◆ Problem requirements
Count the lines below that contain the word "name" and give only that number.

◆ Given records

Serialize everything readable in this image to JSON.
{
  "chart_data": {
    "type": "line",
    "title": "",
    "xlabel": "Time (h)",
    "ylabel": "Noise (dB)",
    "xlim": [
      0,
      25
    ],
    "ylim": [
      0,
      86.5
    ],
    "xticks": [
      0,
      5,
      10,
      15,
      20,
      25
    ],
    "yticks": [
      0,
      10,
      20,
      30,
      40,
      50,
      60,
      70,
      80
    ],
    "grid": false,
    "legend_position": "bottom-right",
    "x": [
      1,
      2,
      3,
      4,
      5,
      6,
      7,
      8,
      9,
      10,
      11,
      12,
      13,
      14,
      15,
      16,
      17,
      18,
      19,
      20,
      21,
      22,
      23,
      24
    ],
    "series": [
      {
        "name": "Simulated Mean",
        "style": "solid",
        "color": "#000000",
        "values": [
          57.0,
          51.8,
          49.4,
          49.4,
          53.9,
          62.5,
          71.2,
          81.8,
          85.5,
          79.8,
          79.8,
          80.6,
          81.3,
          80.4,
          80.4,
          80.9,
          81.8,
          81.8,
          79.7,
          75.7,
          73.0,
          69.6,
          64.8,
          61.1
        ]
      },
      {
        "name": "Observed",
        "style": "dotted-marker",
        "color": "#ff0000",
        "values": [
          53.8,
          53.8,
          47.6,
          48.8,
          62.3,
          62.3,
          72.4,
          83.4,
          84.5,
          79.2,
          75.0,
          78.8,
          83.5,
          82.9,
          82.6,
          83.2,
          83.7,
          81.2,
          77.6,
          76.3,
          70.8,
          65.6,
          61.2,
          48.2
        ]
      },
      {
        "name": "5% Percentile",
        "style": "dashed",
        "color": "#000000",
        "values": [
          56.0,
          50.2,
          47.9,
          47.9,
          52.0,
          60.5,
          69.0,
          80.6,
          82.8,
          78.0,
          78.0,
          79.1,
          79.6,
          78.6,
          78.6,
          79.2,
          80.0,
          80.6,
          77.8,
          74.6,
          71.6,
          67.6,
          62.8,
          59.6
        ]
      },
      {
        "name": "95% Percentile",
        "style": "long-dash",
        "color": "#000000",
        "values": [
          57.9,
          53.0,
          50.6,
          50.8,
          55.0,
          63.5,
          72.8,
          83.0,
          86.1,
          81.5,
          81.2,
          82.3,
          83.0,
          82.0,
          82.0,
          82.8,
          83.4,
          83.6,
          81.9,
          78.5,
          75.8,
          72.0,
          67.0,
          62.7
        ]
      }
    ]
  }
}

◆ The result
4